# START OF Data section

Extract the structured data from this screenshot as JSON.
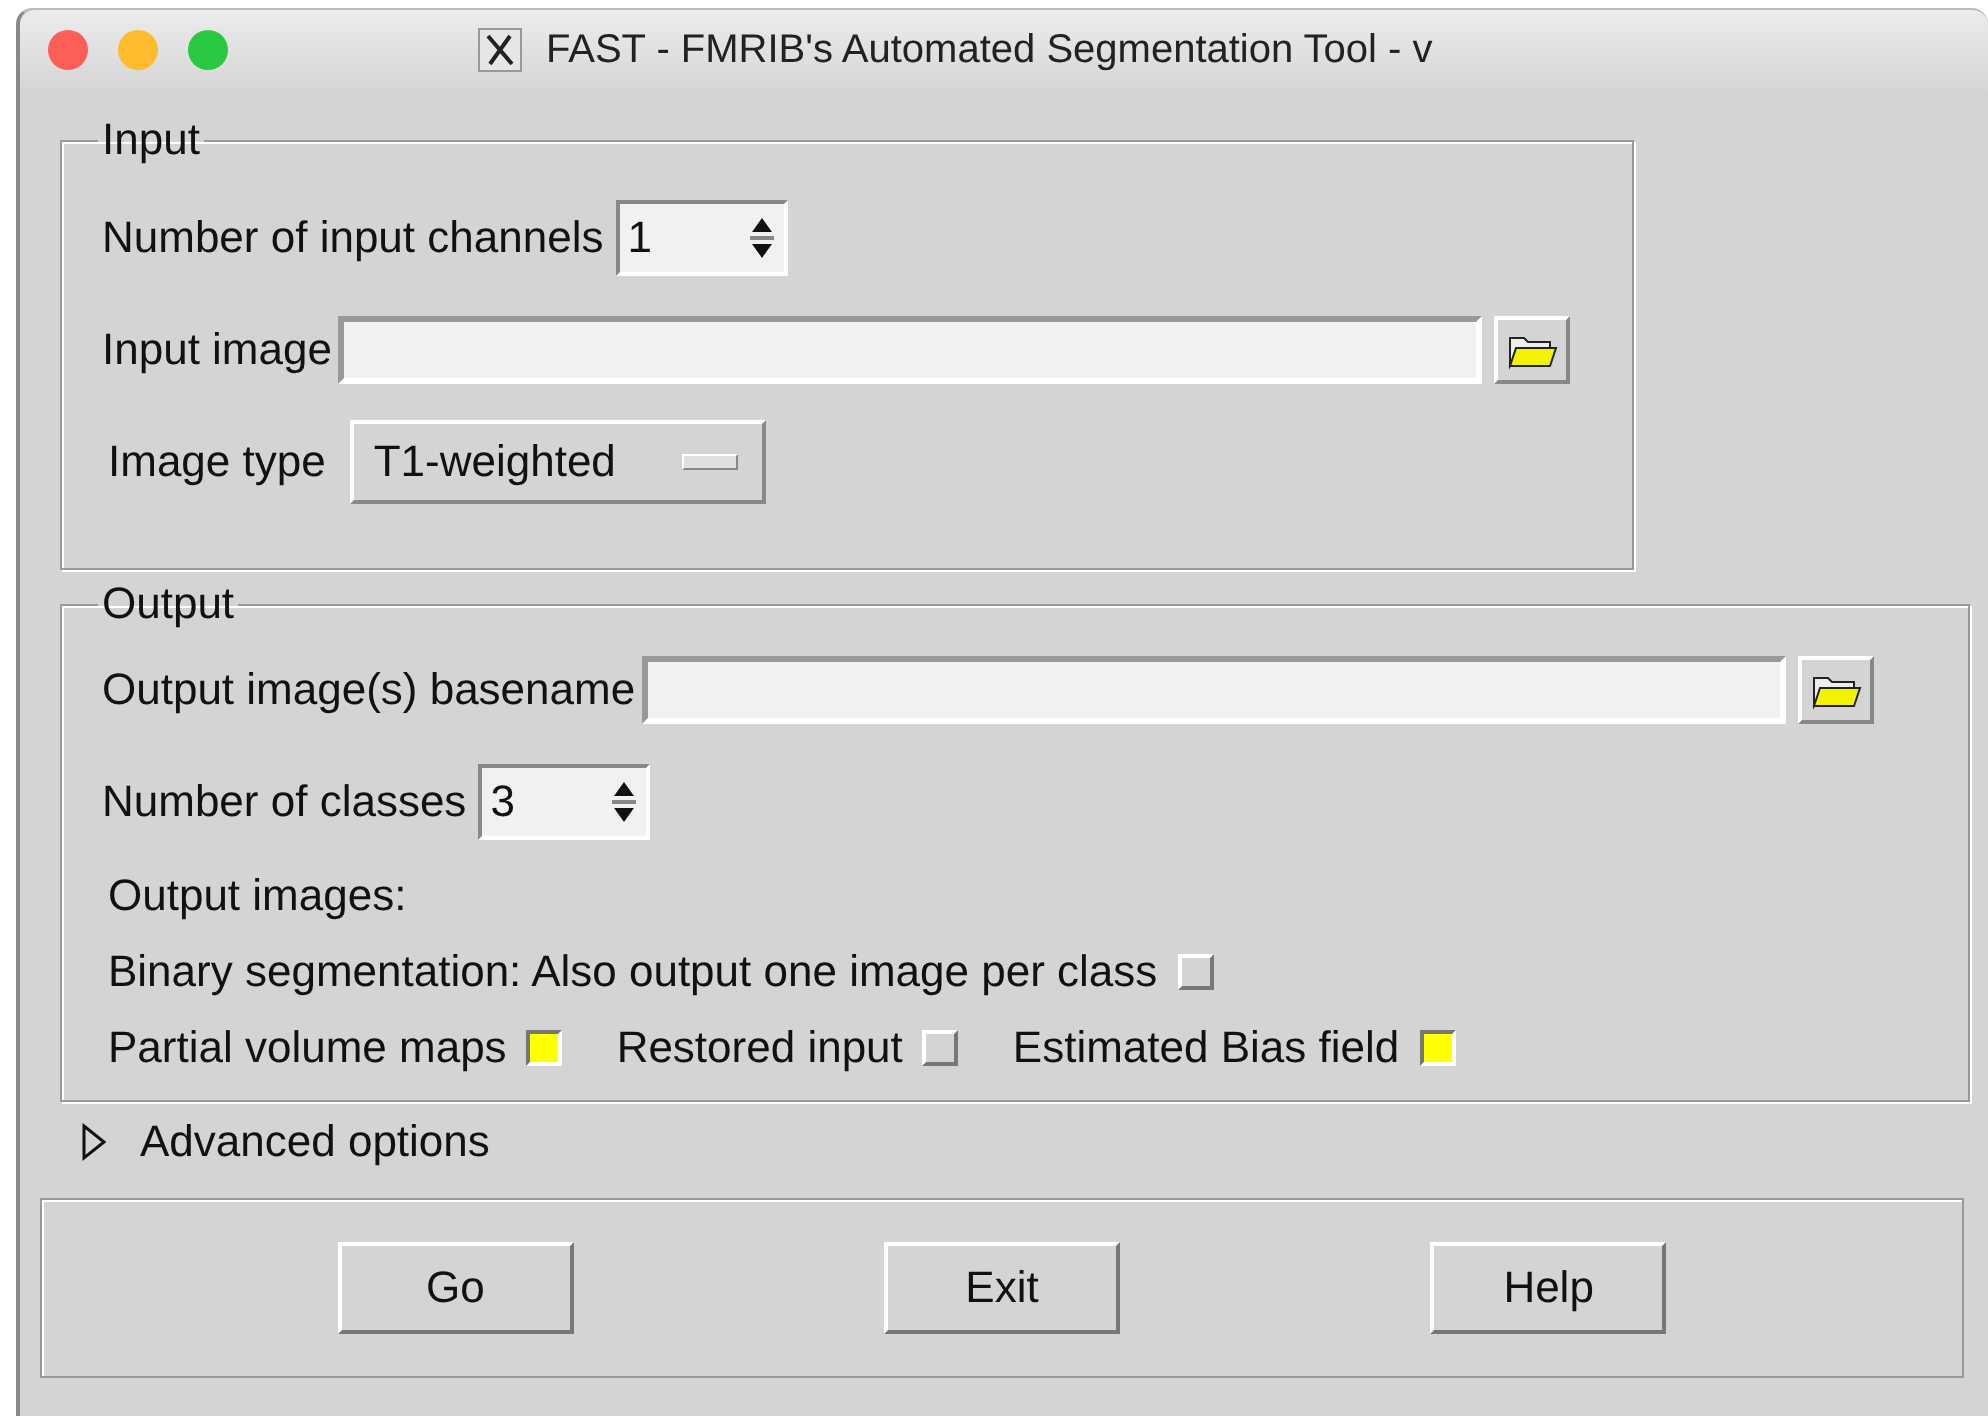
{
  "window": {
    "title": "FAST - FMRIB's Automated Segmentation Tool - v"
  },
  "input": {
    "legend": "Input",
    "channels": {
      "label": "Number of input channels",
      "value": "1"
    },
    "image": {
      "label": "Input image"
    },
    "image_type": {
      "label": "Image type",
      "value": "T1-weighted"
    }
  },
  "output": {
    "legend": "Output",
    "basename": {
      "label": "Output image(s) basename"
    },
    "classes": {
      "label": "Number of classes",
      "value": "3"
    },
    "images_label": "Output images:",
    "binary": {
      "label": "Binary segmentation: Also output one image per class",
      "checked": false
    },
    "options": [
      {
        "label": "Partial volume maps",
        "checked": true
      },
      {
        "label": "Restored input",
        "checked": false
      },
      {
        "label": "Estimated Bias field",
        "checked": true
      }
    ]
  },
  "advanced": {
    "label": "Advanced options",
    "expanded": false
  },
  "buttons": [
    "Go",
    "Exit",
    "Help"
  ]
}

# END OF Data section

● Given problem: Take every line containing the word "channels" and copy it.

● Written response:
    "channels": {
      "label": "Number of input channels",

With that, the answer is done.